:: Problem details ::
Transcribe each line exactly.

:: Record list ::
--

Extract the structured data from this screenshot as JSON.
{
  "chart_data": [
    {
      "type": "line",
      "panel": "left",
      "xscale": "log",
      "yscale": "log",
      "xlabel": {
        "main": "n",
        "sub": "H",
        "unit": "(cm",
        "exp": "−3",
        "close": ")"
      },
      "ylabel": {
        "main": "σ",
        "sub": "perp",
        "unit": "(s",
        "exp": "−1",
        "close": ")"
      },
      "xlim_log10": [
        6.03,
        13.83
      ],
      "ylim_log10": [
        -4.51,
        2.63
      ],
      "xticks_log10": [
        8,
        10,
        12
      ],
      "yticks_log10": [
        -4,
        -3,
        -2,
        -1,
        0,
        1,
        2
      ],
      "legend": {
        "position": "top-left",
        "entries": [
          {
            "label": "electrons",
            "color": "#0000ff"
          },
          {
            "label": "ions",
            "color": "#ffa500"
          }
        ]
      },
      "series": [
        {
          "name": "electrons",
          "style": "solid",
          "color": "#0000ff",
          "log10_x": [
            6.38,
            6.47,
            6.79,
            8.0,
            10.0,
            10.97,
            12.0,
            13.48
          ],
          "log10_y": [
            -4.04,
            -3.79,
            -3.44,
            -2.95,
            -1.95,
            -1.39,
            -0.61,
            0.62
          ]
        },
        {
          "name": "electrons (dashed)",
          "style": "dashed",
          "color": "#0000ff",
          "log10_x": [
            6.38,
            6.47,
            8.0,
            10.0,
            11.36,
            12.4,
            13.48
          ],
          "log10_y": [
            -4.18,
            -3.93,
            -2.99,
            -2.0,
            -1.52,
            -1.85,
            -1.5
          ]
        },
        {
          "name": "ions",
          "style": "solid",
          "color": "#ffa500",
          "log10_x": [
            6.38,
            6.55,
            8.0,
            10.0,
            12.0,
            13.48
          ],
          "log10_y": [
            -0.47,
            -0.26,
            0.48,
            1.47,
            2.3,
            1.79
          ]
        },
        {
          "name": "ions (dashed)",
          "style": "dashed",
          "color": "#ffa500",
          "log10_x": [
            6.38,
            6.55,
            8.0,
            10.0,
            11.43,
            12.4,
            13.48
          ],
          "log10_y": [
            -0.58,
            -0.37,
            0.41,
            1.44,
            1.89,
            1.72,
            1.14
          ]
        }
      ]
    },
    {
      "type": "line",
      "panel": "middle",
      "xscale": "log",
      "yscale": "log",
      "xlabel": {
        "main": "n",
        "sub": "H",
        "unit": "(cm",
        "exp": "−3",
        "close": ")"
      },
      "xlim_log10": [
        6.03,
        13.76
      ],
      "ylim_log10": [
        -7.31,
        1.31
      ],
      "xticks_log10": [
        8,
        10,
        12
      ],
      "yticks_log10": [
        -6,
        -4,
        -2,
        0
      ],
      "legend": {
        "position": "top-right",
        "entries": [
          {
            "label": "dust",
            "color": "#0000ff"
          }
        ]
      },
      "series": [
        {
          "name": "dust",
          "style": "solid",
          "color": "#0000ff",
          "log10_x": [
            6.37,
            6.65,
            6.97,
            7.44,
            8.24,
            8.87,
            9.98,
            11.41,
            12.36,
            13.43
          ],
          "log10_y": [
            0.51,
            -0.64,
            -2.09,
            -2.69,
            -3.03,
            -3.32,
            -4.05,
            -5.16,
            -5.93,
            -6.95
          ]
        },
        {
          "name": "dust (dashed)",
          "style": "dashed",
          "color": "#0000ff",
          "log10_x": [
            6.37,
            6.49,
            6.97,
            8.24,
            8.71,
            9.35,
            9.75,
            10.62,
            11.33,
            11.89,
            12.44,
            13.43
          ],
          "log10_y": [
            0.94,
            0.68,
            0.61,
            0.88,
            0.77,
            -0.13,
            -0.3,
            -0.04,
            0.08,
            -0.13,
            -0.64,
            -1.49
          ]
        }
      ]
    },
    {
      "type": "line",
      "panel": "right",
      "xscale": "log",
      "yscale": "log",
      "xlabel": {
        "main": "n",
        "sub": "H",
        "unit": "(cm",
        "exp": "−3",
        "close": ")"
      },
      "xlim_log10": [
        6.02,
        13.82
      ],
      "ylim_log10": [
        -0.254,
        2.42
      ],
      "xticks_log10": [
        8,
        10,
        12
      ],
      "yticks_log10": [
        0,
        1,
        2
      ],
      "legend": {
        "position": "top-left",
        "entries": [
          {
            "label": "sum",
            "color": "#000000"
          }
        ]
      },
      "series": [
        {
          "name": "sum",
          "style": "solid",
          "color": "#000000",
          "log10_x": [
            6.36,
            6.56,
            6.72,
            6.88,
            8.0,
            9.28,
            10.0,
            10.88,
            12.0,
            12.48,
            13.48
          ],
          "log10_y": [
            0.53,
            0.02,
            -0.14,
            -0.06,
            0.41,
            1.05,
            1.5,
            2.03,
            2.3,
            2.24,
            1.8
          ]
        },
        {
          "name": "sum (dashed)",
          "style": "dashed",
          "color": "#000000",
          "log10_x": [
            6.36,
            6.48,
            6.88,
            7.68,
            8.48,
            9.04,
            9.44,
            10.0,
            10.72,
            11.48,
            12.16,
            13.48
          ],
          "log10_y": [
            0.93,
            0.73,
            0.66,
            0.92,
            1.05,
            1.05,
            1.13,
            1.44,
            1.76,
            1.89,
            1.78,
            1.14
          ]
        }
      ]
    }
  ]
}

--

:: Exercise response ::
Extract the structured data from this screenshot as JSON.
{
  "chart_data": [
    {
      "type": "line",
      "panel": "left",
      "xscale": "log",
      "yscale": "log",
      "xlabel": {
        "main": "n",
        "sub": "H",
        "unit": "(cm",
        "exp": "−3",
        "close": ")"
      },
      "ylabel": {
        "main": "σ",
        "sub": "perp",
        "unit": "(s",
        "exp": "−1",
        "close": ")"
      },
      "xlim_log10": [
        6.03,
        13.83
      ],
      "ylim_log10": [
        -4.51,
        2.63
      ],
      "xticks_log10": [
        8,
        10,
        12
      ],
      "yticks_log10": [
        -4,
        -3,
        -2,
        -1,
        0,
        1,
        2
      ],
      "legend": {
        "position": "top-left",
        "entries": [
          {
            "label": "electrons",
            "color": "#0000ff"
          },
          {
            "label": "ions",
            "color": "#ffa500"
          }
        ]
      },
      "series": [
        {
          "name": "electrons",
          "style": "solid",
          "color": "#0000ff",
          "log10_x": [
            6.38,
            6.47,
            6.79,
            8.0,
            10.0,
            10.97,
            12.0,
            13.48
          ],
          "log10_y": [
            -4.04,
            -3.79,
            -3.44,
            -2.95,
            -1.95,
            -1.39,
            -0.61,
            0.62
          ]
        },
        {
          "name": "electrons (dashed)",
          "style": "dashed",
          "color": "#0000ff",
          "log10_x": [
            6.38,
            6.47,
            8.0,
            10.0,
            11.36,
            12.4,
            13.48
          ],
          "log10_y": [
            -4.18,
            -3.93,
            -2.99,
            -2.0,
            -1.52,
            -1.85,
            -1.5
          ]
        },
        {
          "name": "ions",
          "style": "solid",
          "color": "#ffa500",
          "log10_x": [
            6.38,
            6.55,
            8.0,
            10.0,
            12.0,
            13.48
          ],
          "log10_y": [
            -0.47,
            -0.26,
            0.48,
            1.47,
            2.3,
            1.79
          ]
        },
        {
          "name": "ions (dashed)",
          "style": "dashed",
          "color": "#ffa500",
          "log10_x": [
            6.38,
            6.55,
            8.0,
            10.0,
            11.43,
            12.4,
            13.48
          ],
          "log10_y": [
            -0.58,
            -0.37,
            0.41,
            1.44,
            1.89,
            1.72,
            1.14
          ]
        }
      ]
    },
    {
      "type": "line",
      "panel": "middle",
      "xscale": "log",
      "yscale": "log",
      "xlabel": {
        "main": "n",
        "sub": "H",
        "unit": "(cm",
        "exp": "−3",
        "close": ")"
      },
      "xlim_log10": [
        6.03,
        13.76
      ],
      "ylim_log10": [
        -7.31,
        1.31
      ],
      "xticks_log10": [
        8,
        10,
        12
      ],
      "yticks_log10": [
        -6,
        -4,
        -2,
        0
      ],
      "legend": {
        "position": "top-right",
        "entries": [
          {
            "label": "dust",
            "color": "#0000ff"
          }
        ]
      },
      "series": [
        {
          "name": "dust",
          "style": "solid",
          "color": "#0000ff",
          "log10_x": [
            6.37,
            6.65,
            6.97,
            7.44,
            8.24,
            8.87,
            9.98,
            11.41,
            12.36,
            13.43
          ],
          "log10_y": [
            0.51,
            -0.64,
            -2.09,
            -2.69,
            -3.03,
            -3.32,
            -4.05,
            -5.16,
            -5.93,
            -6.95
          ]
        },
        {
          "name": "dust (dashed)",
          "style": "dashed",
          "color": "#0000ff",
          "log10_x": [
            6.37,
            6.49,
            6.97,
            8.24,
            8.71,
            9.35,
            9.75,
            10.62,
            11.33,
            11.89,
            12.44,
            13.43
          ],
          "log10_y": [
            0.94,
            0.68,
            0.61,
            0.88,
            0.77,
            -0.13,
            -0.3,
            -0.04,
            0.08,
            -0.13,
            -0.64,
            -1.49
          ]
        }
      ]
    },
    {
      "type": "line",
      "panel": "right",
      "xscale": "log",
      "yscale": "log",
      "xlabel": {
        "main": "n",
        "sub": "H",
        "unit": "(cm",
        "exp": "−3",
        "close": ")"
      },
      "xlim_log10": [
        6.02,
        13.82
      ],
      "ylim_log10": [
        -0.254,
        2.42
      ],
      "xticks_log10": [
        8,
        10,
        12
      ],
      "yticks_log10": [
        0,
        1,
        2
      ],
      "legend": {
        "position": "top-left",
        "entries": [
          {
            "label": "sum",
            "color": "#000000"
          }
        ]
      },
      "series": [
        {
          "name": "sum",
          "style": "solid",
          "color": "#000000",
          "log10_x": [
            6.36,
            6.56,
            6.72,
            6.88,
            8.0,
            9.28,
            10.0,
            10.88,
            12.0,
            12.48,
            13.48
          ],
          "log10_y": [
            0.53,
            0.02,
            -0.14,
            -0.06,
            0.41,
            1.05,
            1.5,
            2.03,
            2.3,
            2.24,
            1.8
          ]
        },
        {
          "name": "sum (dashed)",
          "style": "dashed",
          "color": "#000000",
          "log10_x": [
            6.36,
            6.48,
            6.88,
            7.68,
            8.48,
            9.04,
            9.44,
            10.0,
            10.72,
            11.48,
            12.16,
            13.48
          ],
          "log10_y": [
            0.93,
            0.73,
            0.66,
            0.92,
            1.05,
            1.05,
            1.13,
            1.44,
            1.76,
            1.89,
            1.78,
            1.14
          ]
        }
      ]
    }
  ]
}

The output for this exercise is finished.